## VORLIEGENDER TEXT
Die früheren Weltklasse-Leichtathleten Swetlana Kriweljowa und Olga Kusenkowa sind vom russischen Verband VFLA wegen Dopings für jeweils zwei Jahre gesperrt worden. Für den gleichen Zeitraum erhielt auch 400-m-Hürdenläuferin Jelena Tschurakowa ein Startverbot.

Der früheren Kugelstoßerin Kriweljowa und der Ex-Hammerwerferin Kusenkowa wurden bei Nachuntersuchungen von Dopingproben verbotene Substanzen nachgewiesen. Kusenkowa, die Europameisterin von München 2002, wurde eine Dopingprobe bei der WM 2005 in Helsinki zum Verhängnis.

Der VFLA annullierte nach Überführung der 42-Jährigen alle Ergebnisse Kusenkowas zwischen dem 12. August 2005 und dem 11. August 2007, wodurch sie auch ihren in Finnland gewonnenen Titel an Yipsi Moreno (Kuba) verliert.

Kriweljowa, die Olympiasiegerin von Barcelona 1992 und Weltmeisterin von Paris 2003, fiel bei einem Dopingtest bei den Sommerspielen 2004 in Athen durch. Ihre in Griechenland gewonnene Bronzemedaille hatte der Weltverband IAAF ihr bereits aberkannt, nachdem die 43-Jährige bei einem Nachtest positiv aufgefallen war. Kriweljowa hatte ihre Karriere 2005, Kusenkowa 2008 beendet.

Tschurakowa, die bei den Olympischen Spielen in London das Halbfinale erreicht hatte, wurde bei einem Trainingslager im Januar in Portugal die Einnahme des verbotenen anabolen Steroids Testosteron nachgewiesen.

## BEREITGESTELLTE EINTRÄGE
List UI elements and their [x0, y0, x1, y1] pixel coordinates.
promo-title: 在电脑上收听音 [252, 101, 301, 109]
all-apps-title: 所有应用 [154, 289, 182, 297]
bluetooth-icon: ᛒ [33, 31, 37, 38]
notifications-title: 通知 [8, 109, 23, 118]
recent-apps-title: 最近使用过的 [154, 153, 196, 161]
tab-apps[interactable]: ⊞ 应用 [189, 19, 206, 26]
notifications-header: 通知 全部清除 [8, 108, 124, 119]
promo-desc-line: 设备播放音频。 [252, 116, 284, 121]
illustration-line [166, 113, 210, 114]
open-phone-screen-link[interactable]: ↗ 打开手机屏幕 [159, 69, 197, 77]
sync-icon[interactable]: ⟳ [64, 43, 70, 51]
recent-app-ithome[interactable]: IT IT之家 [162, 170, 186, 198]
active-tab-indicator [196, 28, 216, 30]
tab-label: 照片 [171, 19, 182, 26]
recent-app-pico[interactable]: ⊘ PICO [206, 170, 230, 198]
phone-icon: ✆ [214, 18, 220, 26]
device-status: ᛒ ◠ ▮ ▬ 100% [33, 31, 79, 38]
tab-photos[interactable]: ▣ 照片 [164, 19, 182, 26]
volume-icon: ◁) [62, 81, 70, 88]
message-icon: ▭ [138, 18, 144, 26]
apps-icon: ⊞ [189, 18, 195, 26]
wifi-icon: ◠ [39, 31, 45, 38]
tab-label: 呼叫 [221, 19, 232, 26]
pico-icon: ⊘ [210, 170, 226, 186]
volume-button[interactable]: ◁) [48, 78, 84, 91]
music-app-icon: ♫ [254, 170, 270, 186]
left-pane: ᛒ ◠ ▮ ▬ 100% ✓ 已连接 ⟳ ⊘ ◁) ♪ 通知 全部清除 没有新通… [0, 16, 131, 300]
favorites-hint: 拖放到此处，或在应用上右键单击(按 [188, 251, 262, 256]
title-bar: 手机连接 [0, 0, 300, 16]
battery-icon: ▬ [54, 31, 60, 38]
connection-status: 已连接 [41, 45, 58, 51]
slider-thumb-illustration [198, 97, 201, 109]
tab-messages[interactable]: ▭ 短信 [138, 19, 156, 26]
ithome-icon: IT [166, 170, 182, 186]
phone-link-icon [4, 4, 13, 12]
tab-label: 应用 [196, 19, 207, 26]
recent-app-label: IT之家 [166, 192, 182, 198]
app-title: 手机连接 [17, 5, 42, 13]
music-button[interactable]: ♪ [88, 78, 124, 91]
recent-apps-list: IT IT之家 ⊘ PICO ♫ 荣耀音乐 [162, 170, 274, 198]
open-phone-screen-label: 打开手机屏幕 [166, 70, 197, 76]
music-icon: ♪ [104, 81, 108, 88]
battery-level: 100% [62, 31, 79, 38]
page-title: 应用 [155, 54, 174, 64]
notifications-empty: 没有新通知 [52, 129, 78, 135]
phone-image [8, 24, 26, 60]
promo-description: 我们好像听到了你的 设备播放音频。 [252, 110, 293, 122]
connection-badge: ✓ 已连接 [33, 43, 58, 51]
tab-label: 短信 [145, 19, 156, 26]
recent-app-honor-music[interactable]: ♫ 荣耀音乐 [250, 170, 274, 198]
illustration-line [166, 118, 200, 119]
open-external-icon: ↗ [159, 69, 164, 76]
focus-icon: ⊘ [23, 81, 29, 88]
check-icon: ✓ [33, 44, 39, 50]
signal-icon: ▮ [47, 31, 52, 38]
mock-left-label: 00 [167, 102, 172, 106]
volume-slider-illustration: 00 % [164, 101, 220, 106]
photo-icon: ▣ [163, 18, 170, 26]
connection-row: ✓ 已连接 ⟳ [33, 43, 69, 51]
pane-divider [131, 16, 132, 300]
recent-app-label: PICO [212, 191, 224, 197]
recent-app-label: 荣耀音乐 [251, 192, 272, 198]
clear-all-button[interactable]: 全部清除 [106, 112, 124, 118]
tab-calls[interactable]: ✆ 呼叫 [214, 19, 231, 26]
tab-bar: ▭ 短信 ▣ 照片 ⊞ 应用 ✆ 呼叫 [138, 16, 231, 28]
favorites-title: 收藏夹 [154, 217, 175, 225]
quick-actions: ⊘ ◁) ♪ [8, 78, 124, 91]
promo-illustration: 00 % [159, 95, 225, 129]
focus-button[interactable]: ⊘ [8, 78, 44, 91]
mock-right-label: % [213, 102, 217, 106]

## AUFGABE
Schreiben Sie aus dem Text über die Dopingsperren den Abschnitt von „Die früheren Weltklasse-Leichtathleten“ bis „Moreno (Kuba) verliert.“ wortgetreu ab. Die Einträge spielen hierbei keine Rolle.

## LÖSUNG
Die früheren Weltklasse-Leichtathleten Swetlana Kriweljowa und Olga Kusenkowa sind vom russischen Verband VFLA wegen Dopings für jeweils zwei Jahre gesperrt worden. Für den gleichen Zeitraum erhielt auch 400-m-Hürdenläuferin Jelena Tschurakowa ein Startverbot.

Der früheren Kugelstoßerin Kriweljowa und der Ex-Hammerwerferin Kusenkowa wurden bei Nachuntersuchungen von Dopingproben verbotene Substanzen nachgewiesen. Kusenkowa, die Europameisterin von München 2002, wurde eine Dopingprobe bei der WM 2005 in Helsinki zum Verhängnis.

Der VFLA annullierte nach Überführung der 42-Jährigen alle Ergebnisse Kusenkowas zwischen dem 12. August 2005 und dem 11. August 2007, wodurch sie auch ihren in Finnland gewonnenen Titel an Yipsi Moreno (Kuba) verliert.